▸ **RECORDS SUPPLIED**:
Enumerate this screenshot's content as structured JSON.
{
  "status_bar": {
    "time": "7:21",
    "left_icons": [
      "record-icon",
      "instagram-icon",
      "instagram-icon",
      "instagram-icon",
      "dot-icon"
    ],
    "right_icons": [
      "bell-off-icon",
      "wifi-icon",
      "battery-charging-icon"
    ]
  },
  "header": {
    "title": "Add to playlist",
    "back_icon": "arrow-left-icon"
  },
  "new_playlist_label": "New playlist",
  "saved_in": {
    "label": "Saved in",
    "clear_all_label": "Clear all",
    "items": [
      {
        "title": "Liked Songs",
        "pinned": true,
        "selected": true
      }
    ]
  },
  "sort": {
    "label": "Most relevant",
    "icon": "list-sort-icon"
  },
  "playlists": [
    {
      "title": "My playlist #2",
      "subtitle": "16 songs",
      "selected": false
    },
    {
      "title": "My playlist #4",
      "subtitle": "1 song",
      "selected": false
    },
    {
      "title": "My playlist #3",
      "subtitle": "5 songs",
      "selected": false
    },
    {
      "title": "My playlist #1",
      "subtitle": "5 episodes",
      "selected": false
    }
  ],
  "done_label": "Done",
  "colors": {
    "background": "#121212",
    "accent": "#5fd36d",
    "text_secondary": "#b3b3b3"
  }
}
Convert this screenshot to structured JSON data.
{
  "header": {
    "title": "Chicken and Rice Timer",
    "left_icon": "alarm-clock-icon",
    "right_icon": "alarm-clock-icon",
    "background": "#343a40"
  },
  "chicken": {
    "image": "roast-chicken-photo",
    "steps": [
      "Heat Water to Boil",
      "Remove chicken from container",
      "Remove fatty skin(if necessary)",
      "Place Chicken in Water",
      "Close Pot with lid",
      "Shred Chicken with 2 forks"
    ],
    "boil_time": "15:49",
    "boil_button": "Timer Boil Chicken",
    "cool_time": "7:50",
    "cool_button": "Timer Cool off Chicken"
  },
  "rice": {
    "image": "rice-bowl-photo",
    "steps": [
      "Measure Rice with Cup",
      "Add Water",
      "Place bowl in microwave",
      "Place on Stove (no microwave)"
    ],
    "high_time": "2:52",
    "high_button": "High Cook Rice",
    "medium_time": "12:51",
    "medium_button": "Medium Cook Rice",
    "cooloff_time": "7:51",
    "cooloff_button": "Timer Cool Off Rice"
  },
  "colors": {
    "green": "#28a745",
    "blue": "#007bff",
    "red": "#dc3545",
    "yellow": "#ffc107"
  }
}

▸ **REQUEST**:
Print back all the lines verbatim.

▸ **FINISHED EXERCISE**:
Enumerate this screenshot's content as structured JSON.
{
  "status_bar": {
    "time": "7:21",
    "left_icons": [
      "record-icon",
      "instagram-icon",
      "instagram-icon",
      "instagram-icon",
      "dot-icon"
    ],
    "right_icons": [
      "bell-off-icon",
      "wifi-icon",
      "battery-charging-icon"
    ]
  },
  "header": {
    "title": "Add to playlist",
    "back_icon": "arrow-left-icon"
  },
  "new_playlist_label": "New playlist",
  "saved_in": {
    "label": "Saved in",
    "clear_all_label": "Clear all",
    "items": [
      {
        "title": "Liked Songs",
        "pinned": true,
        "selected": true
      }
    ]
  },
  "sort": {
    "label": "Most relevant",
    "icon": "list-sort-icon"
  },
  "playlists": [
    {
      "title": "My playlist #2",
      "subtitle": "16 songs",
      "selected": false
    },
    {
      "title": "My playlist #4",
      "subtitle": "1 song",
      "selected": false
    },
    {
      "title": "My playlist #3",
      "subtitle": "5 songs",
      "selected": false
    },
    {
      "title": "My playlist #1",
      "subtitle": "5 episodes",
      "selected": false
    }
  ],
  "done_label": "Done",
  "colors": {
    "background": "#121212",
    "accent": "#5fd36d",
    "text_secondary": "#b3b3b3"
  }
}
Convert this screenshot to structured JSON data.
{
  "header": {
    "title": "Chicken and Rice Timer",
    "left_icon": "alarm-clock-icon",
    "right_icon": "alarm-clock-icon",
    "background": "#343a40"
  },
  "chicken": {
    "image": "roast-chicken-photo",
    "steps": [
      "Heat Water to Boil",
      "Remove chicken from container",
      "Remove fatty skin(if necessary)",
      "Place Chicken in Water",
      "Close Pot with lid",
      "Shred Chicken with 2 forks"
    ],
    "boil_time": "15:49",
    "boil_button": "Timer Boil Chicken",
    "cool_time": "7:50",
    "cool_button": "Timer Cool off Chicken"
  },
  "rice": {
    "image": "rice-bowl-photo",
    "steps": [
      "Measure Rice with Cup",
      "Add Water",
      "Place bowl in microwave",
      "Place on Stove (no microwave)"
    ],
    "high_time": "2:52",
    "high_button": "High Cook Rice",
    "medium_time": "12:51",
    "medium_button": "Medium Cook Rice",
    "cooloff_time": "7:51",
    "cooloff_button": "Timer Cool Off Rice"
  },
  "colors": {
    "green": "#28a745",
    "blue": "#007bff",
    "red": "#dc3545",
    "yellow": "#ffc107"
  }
}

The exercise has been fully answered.